* RECORDS FOR THE EXERCISE:
§

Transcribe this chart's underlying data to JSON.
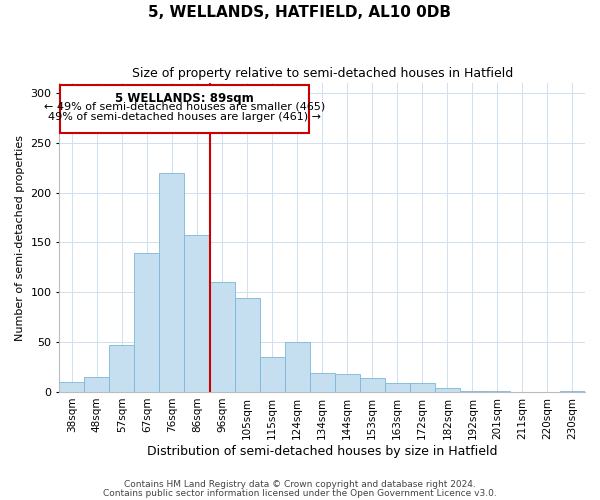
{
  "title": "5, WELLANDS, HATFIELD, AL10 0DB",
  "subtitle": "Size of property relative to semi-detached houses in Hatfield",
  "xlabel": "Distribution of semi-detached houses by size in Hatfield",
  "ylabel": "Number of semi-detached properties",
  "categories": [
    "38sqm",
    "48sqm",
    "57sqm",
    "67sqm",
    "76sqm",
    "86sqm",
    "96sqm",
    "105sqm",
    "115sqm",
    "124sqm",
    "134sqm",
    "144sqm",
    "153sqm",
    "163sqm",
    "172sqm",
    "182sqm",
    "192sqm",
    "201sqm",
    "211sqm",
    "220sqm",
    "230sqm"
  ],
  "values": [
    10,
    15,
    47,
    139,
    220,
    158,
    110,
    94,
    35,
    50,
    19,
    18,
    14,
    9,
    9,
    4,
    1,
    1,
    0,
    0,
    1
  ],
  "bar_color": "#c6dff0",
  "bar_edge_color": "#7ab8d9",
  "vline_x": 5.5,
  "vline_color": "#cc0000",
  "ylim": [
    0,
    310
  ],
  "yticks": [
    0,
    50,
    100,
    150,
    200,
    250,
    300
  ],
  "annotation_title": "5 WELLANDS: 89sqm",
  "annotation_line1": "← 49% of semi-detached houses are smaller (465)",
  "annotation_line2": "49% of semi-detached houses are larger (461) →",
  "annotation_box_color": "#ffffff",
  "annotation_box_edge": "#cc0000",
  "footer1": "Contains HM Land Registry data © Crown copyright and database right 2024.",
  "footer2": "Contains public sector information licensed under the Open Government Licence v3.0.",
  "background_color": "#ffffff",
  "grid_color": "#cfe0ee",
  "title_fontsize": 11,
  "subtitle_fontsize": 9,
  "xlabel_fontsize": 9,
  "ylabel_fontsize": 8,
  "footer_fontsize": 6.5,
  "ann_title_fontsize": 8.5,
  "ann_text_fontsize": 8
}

§

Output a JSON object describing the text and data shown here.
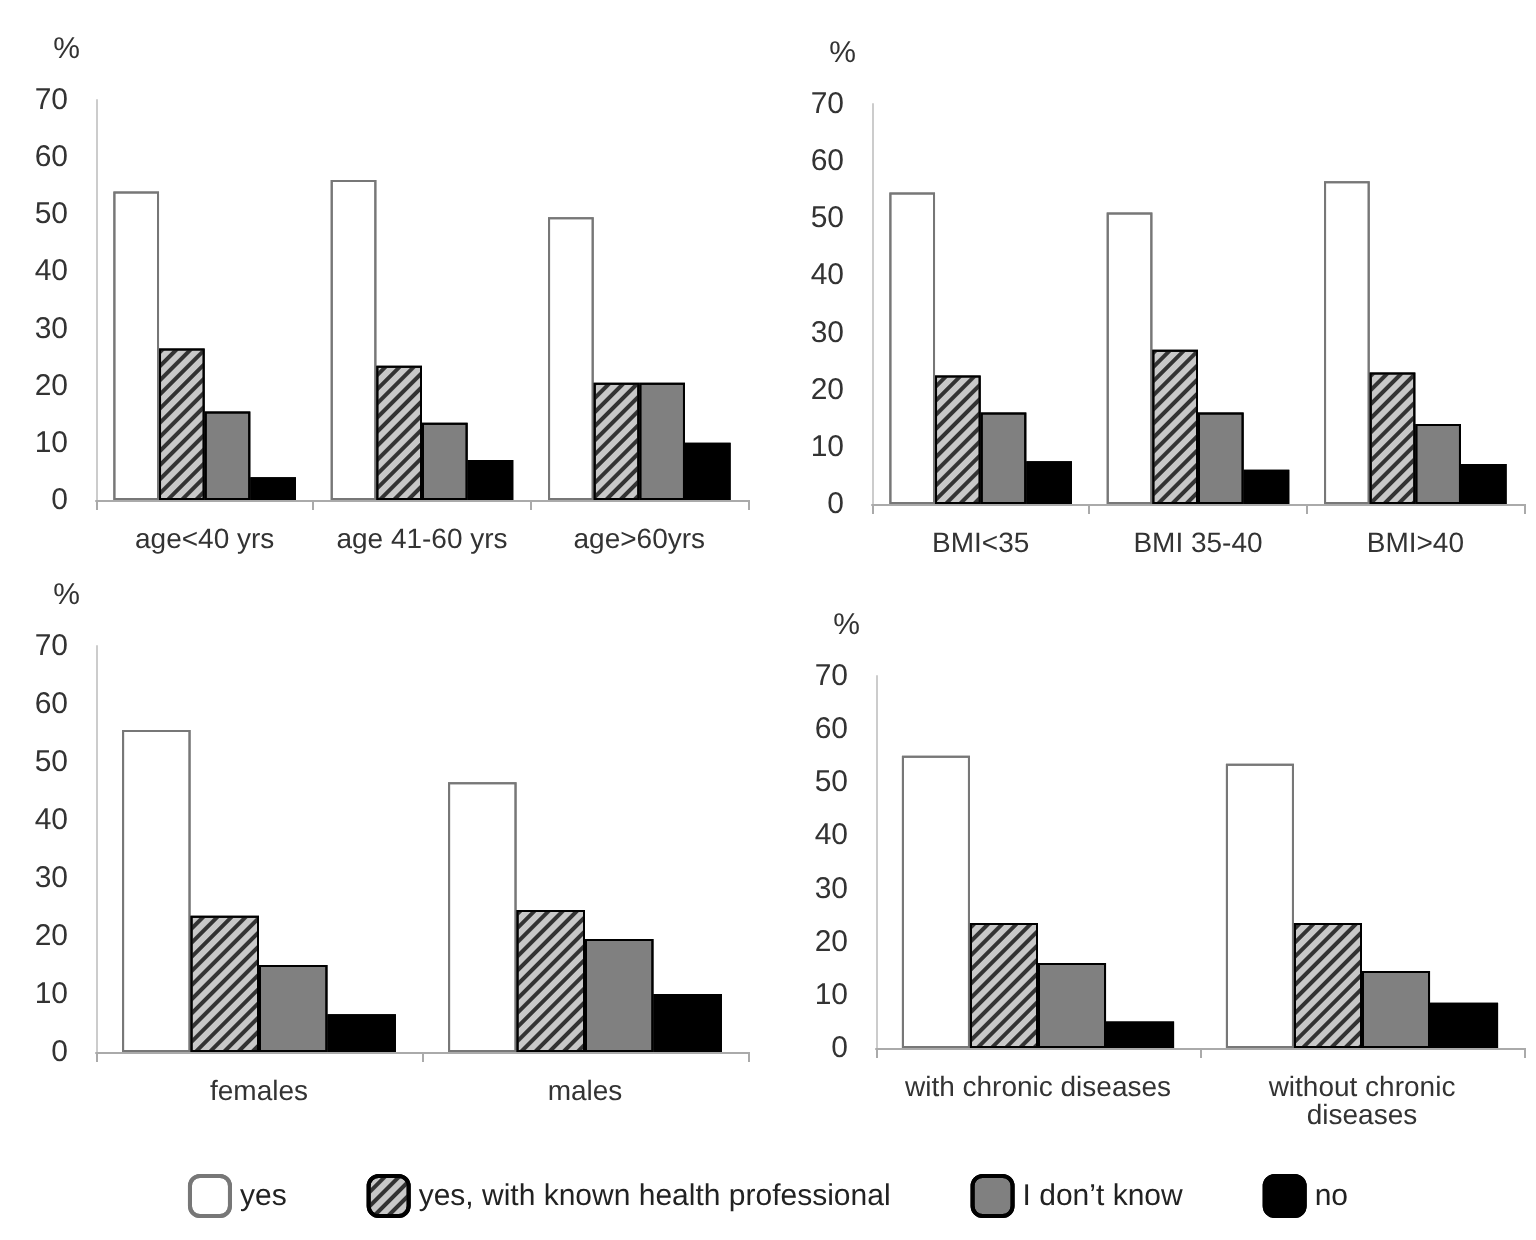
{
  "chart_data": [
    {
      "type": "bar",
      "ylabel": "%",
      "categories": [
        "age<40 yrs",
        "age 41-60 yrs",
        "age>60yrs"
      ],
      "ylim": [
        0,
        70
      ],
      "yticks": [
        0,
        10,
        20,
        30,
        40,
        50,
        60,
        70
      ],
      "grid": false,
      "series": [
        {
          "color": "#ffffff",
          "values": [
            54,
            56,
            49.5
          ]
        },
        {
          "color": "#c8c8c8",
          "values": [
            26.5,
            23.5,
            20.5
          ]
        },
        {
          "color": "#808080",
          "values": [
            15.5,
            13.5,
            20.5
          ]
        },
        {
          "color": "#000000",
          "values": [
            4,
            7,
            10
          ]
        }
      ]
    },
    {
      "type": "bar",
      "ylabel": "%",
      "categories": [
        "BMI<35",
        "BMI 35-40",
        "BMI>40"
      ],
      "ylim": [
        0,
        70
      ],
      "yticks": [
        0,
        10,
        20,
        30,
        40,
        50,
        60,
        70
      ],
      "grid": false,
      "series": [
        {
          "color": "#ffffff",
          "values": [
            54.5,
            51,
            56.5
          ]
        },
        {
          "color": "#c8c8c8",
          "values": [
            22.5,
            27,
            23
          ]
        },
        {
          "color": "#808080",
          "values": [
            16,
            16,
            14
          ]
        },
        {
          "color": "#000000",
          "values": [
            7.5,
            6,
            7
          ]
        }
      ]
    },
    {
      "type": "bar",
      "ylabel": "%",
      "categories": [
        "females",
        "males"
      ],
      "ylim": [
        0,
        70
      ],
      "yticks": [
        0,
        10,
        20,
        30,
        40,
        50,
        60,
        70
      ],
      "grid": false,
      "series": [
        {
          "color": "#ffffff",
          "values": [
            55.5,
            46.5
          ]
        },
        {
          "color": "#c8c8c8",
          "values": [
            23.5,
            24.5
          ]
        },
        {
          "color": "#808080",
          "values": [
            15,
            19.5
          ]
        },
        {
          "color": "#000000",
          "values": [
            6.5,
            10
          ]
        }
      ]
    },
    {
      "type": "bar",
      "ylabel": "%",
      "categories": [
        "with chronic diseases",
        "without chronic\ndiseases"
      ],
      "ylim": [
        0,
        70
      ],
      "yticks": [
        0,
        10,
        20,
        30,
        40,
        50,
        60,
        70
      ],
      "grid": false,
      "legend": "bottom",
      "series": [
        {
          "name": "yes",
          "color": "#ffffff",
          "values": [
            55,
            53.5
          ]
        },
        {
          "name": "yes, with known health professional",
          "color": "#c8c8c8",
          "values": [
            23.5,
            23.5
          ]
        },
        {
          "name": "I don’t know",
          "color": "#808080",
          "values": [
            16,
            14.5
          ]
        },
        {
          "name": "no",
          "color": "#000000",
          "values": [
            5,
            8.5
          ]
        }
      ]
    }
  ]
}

§

* GOAL:
Check every line of the listing for the string "detached" and report how many lines have it, as a number alone.

* EXERCISE ANSWER:
5